◆ Dataset records
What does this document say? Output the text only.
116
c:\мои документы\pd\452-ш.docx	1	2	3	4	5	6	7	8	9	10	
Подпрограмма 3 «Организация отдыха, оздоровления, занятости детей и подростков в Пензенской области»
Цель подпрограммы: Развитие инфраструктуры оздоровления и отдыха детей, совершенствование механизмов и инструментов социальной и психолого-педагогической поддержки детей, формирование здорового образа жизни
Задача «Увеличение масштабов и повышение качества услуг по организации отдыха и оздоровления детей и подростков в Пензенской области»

==

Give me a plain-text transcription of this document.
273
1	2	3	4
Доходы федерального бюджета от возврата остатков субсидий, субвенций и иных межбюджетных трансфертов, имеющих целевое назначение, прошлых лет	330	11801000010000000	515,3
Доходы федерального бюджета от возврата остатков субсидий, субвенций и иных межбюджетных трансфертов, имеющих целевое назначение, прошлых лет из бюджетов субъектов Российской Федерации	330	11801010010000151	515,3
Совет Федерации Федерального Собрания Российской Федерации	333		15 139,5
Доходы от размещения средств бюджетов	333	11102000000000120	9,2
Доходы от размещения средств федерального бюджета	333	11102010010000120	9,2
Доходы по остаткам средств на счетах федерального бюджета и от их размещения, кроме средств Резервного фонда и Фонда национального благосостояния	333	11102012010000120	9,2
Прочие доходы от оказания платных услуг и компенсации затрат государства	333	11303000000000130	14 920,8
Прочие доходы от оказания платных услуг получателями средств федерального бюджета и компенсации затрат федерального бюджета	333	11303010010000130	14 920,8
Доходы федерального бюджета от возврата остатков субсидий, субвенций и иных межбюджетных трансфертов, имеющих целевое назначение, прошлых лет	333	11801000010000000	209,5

◆ Job
Go through the entries and return each line where the word "text" appears.

◆ Reply to the exercise
What does this document say? Output the text only.
Give me a plain-text transcription of this document.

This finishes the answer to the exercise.